> _Instrucción_
Por favor, pasa al inglés esta oración del extracto sobre el deporte y el juego: «Los seres humanos amamos el juego y dentro de él amamos la convivencia y los retos que implica.»

> _Extracto_
Al menos el frágil poder adquisitivo del mexicano promedio se olvidó en la coyuntura y nos sentimos como el famoso verso de la canción El rey de José Alfredo Jiménez; al menos el mariachi aún no ha callado del todo.
El problema de fondo es que no hay deporte en el alma de nuestra juventud, hay pasión coyuntural y valentía contagiada externamente, pero no habrá resultados sino se atienden los procesos con constancia e inteligencia; dejemos a los fenicios y corifeos del bárbaro fútbol reinar en el país de la estulticia colectiva; en el microespacio de escuelas y tiempo familiar, practiquemos deporte como formato de todos los días.
No hay deporte en el alma y por eso la vana ilusión de que otros hagan lo que por disciplina y orden personal debiera suceder en cada biografía.
Desde los barrios marginales de la clase trabajadora que sobrevive, desde los hogares clase medieros que forman su prole en las escuelas de fútbol, los niños y adolescentes intentan practicar y hacer condición física. Poca tasa de retorno hay por la selectividad y las formas particulares de gestión privada del deporte, por la escasa capacidad gubernamental de apoyar los talentos emergentes, por la cultura social de dejadez e intermitencia que es el verdadero desafío.
El fútbol no es el mejor deporte en cuanto a exigencia física se refiere. Tampoco lo es en materia de lecciones de valores universales como la honestidad, lo es limitadamente en materia de trabajo colaborativo y cooperativo; en esta materia, la individualidad y el talento personal justamente es el definitorio.
Ahí las biografías de exfutbolistas, en el museo de la obesidad y los excesos como contraejemplos del paradigma neoliberal del más capaz, aunque su reinado sea fugaz.
El juego en los contextos educativos familiares o escolares tiene una carga simbólica y de socialización extraordinaria, ahí la veta a no perder de vista.
Los seres humanos amamos el juego y dentro de él amamos la convivencia y los retos que implica. La socialización necesaria para formar actitudes de comunicación y cooperación surge de la interacción con otros en ambientes lúdicos. Los hombres más versados en ciencias u otras profesiones, o en actividades económicas empresariales o laborales, recuerdan festiva y con gratitud las oportunidades de juego y los amigos, aquellos con quienes se compartieron los distintos tramos de la infancia y juventud.
El aprendizaje de reglas, la formación del carácter, el temperamento y hasta habilidades no aplaudidas como someter a prueba los egos y saltar las restricciones de padres y profesores para hacerse la pinta y jugar, son atribuibles a ese espíritu lúdico configurado en los campos y los patios de juego.

> _Datos mostrados_
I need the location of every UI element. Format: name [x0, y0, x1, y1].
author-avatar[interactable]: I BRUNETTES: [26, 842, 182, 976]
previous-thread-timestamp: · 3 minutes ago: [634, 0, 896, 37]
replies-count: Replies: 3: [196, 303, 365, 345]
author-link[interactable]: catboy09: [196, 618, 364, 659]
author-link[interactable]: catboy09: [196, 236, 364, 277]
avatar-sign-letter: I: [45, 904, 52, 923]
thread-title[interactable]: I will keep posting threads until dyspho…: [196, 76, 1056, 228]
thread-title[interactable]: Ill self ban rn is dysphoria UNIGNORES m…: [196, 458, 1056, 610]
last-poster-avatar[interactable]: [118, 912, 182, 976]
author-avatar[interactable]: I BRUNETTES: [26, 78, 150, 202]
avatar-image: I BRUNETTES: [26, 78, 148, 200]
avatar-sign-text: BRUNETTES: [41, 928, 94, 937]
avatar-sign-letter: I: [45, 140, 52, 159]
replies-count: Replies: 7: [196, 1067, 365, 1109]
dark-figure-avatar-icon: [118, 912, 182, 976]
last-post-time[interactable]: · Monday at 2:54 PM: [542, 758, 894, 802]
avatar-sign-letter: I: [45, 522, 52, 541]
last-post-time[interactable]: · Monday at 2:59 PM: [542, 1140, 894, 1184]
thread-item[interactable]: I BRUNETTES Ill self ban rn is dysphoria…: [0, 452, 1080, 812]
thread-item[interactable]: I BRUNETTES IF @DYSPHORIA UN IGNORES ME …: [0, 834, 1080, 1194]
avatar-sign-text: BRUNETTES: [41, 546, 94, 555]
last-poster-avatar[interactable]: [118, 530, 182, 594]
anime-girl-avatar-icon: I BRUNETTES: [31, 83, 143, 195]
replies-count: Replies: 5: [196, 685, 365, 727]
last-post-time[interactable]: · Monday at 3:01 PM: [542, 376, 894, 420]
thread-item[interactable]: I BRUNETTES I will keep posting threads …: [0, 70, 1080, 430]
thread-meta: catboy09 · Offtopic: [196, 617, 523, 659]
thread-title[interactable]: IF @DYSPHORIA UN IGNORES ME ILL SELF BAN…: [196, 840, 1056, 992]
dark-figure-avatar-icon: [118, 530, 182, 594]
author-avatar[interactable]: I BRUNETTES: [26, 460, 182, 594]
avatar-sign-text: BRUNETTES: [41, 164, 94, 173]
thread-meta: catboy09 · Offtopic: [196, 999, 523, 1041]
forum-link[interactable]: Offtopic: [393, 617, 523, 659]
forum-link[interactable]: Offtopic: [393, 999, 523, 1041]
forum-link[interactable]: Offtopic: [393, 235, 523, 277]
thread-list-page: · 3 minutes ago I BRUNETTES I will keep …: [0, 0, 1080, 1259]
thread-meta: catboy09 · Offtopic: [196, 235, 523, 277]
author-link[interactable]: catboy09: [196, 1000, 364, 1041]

> _Resultado_
We human beings love play, and within it we love the companionship and the challenges it involves.